* **What the task asks**:
In full and without alteration, give the listing again.
.....
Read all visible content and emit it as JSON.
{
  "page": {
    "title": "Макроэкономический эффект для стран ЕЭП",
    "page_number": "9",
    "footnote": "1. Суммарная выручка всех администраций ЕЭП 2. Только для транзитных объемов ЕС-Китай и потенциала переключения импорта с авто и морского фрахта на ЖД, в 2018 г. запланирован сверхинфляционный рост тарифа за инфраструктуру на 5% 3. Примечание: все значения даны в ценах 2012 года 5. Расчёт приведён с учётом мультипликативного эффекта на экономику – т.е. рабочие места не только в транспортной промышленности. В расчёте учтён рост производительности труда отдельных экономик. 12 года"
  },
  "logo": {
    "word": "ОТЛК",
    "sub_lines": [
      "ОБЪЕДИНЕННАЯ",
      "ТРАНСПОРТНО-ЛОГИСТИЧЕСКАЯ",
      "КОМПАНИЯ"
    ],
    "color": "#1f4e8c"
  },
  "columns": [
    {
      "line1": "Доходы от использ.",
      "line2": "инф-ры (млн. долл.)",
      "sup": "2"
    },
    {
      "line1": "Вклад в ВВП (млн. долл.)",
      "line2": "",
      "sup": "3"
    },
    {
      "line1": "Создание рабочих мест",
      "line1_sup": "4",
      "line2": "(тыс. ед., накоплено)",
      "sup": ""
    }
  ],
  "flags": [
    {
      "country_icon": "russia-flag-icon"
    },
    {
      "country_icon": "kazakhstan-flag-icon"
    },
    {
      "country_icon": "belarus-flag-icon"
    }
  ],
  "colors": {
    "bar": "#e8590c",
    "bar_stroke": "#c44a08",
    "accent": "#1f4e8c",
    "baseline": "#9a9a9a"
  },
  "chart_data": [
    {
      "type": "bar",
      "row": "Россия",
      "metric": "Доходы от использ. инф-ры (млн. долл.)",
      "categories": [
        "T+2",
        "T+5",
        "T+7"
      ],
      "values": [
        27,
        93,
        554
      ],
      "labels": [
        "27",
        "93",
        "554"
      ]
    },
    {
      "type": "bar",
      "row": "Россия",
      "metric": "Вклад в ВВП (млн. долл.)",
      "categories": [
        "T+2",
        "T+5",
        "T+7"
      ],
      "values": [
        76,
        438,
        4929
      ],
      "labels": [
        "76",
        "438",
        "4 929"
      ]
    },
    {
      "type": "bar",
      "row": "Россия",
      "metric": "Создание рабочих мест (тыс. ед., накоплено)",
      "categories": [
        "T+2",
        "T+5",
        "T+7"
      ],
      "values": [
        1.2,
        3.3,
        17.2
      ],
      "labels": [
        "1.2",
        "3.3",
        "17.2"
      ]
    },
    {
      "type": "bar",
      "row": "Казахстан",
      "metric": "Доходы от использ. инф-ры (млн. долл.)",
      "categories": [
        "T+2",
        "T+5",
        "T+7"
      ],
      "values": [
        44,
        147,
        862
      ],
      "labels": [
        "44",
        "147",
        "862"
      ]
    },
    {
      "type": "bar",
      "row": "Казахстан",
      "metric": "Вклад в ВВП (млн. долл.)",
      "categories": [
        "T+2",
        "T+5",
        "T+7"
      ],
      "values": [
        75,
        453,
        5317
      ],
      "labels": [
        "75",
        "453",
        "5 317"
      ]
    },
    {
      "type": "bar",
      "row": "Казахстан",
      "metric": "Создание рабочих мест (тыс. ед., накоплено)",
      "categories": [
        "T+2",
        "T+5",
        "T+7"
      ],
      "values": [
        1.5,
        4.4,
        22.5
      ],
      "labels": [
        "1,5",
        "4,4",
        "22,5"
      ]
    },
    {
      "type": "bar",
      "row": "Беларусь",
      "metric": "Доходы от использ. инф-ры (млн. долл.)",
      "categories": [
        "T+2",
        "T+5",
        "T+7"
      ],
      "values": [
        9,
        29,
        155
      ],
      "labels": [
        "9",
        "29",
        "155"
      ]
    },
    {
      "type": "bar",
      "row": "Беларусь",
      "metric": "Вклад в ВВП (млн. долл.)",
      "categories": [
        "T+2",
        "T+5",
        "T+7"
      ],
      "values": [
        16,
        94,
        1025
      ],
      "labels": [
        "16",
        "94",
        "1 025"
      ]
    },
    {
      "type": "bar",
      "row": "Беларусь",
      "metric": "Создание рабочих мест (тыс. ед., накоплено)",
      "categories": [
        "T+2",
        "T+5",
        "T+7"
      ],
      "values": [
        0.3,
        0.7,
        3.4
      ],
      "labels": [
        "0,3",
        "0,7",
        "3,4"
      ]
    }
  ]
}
.....
* **Task solution**:
Read all visible content and emit it as JSON.
{
  "page": {
    "title": "Макроэкономический эффект для стран ЕЭП",
    "page_number": "9",
    "footnote": "1. Суммарная выручка всех администраций ЕЭП 2. Только для транзитных объемов ЕС-Китай и потенциала переключения импорта с авто и морского фрахта на ЖД, в 2018 г. запланирован сверхинфляционный рост тарифа за инфраструктуру на 5% 3. Примечание: все значения даны в ценах 2012 года 5. Расчёт приведён с учётом мультипликативного эффекта на экономику – т.е. рабочие места не только в транспортной промышленности. В расчёте учтён рост производительности труда отдельных экономик. 12 года"
  },
  "logo": {
    "word": "ОТЛК",
    "sub_lines": [
      "ОБЪЕДИНЕННАЯ",
      "ТРАНСПОРТНО-ЛОГИСТИЧЕСКАЯ",
      "КОМПАНИЯ"
    ],
    "color": "#1f4e8c"
  },
  "columns": [
    {
      "line1": "Доходы от использ.",
      "line2": "инф-ры (млн. долл.)",
      "sup": "2"
    },
    {
      "line1": "Вклад в ВВП (млн. долл.)",
      "line2": "",
      "sup": "3"
    },
    {
      "line1": "Создание рабочих мест",
      "line1_sup": "4",
      "line2": "(тыс. ед., накоплено)",
      "sup": ""
    }
  ],
  "flags": [
    {
      "country_icon": "russia-flag-icon"
    },
    {
      "country_icon": "kazakhstan-flag-icon"
    },
    {
      "country_icon": "belarus-flag-icon"
    }
  ],
  "colors": {
    "bar": "#e8590c",
    "bar_stroke": "#c44a08",
    "accent": "#1f4e8c",
    "baseline": "#9a9a9a"
  },
  "chart_data": [
    {
      "type": "bar",
      "row": "Россия",
      "metric": "Доходы от использ. инф-ры (млн. долл.)",
      "categories": [
        "T+2",
        "T+5",
        "T+7"
      ],
      "values": [
        27,
        93,
        554
      ],
      "labels": [
        "27",
        "93",
        "554"
      ]
    },
    {
      "type": "bar",
      "row": "Россия",
      "metric": "Вклад в ВВП (млн. долл.)",
      "categories": [
        "T+2",
        "T+5",
        "T+7"
      ],
      "values": [
        76,
        438,
        4929
      ],
      "labels": [
        "76",
        "438",
        "4 929"
      ]
    },
    {
      "type": "bar",
      "row": "Россия",
      "metric": "Создание рабочих мест (тыс. ед., накоплено)",
      "categories": [
        "T+2",
        "T+5",
        "T+7"
      ],
      "values": [
        1.2,
        3.3,
        17.2
      ],
      "labels": [
        "1.2",
        "3.3",
        "17.2"
      ]
    },
    {
      "type": "bar",
      "row": "Казахстан",
      "metric": "Доходы от использ. инф-ры (млн. долл.)",
      "categories": [
        "T+2",
        "T+5",
        "T+7"
      ],
      "values": [
        44,
        147,
        862
      ],
      "labels": [
        "44",
        "147",
        "862"
      ]
    },
    {
      "type": "bar",
      "row": "Казахстан",
      "metric": "Вклад в ВВП (млн. долл.)",
      "categories": [
        "T+2",
        "T+5",
        "T+7"
      ],
      "values": [
        75,
        453,
        5317
      ],
      "labels": [
        "75",
        "453",
        "5 317"
      ]
    },
    {
      "type": "bar",
      "row": "Казахстан",
      "metric": "Создание рабочих мест (тыс. ед., накоплено)",
      "categories": [
        "T+2",
        "T+5",
        "T+7"
      ],
      "values": [
        1.5,
        4.4,
        22.5
      ],
      "labels": [
        "1,5",
        "4,4",
        "22,5"
      ]
    },
    {
      "type": "bar",
      "row": "Беларусь",
      "metric": "Доходы от использ. инф-ры (млн. долл.)",
      "categories": [
        "T+2",
        "T+5",
        "T+7"
      ],
      "values": [
        9,
        29,
        155
      ],
      "labels": [
        "9",
        "29",
        "155"
      ]
    },
    {
      "type": "bar",
      "row": "Беларусь",
      "metric": "Вклад в ВВП (млн. долл.)",
      "categories": [
        "T+2",
        "T+5",
        "T+7"
      ],
      "values": [
        16,
        94,
        1025
      ],
      "labels": [
        "16",
        "94",
        "1 025"
      ]
    },
    {
      "type": "bar",
      "row": "Беларусь",
      "metric": "Создание рабочих мест (тыс. ед., накоплено)",
      "categories": [
        "T+2",
        "T+5",
        "T+7"
      ],
      "values": [
        0.3,
        0.7,
        3.4
      ],
      "labels": [
        "0,3",
        "0,7",
        "3,4"
      ]
    }
  ]
}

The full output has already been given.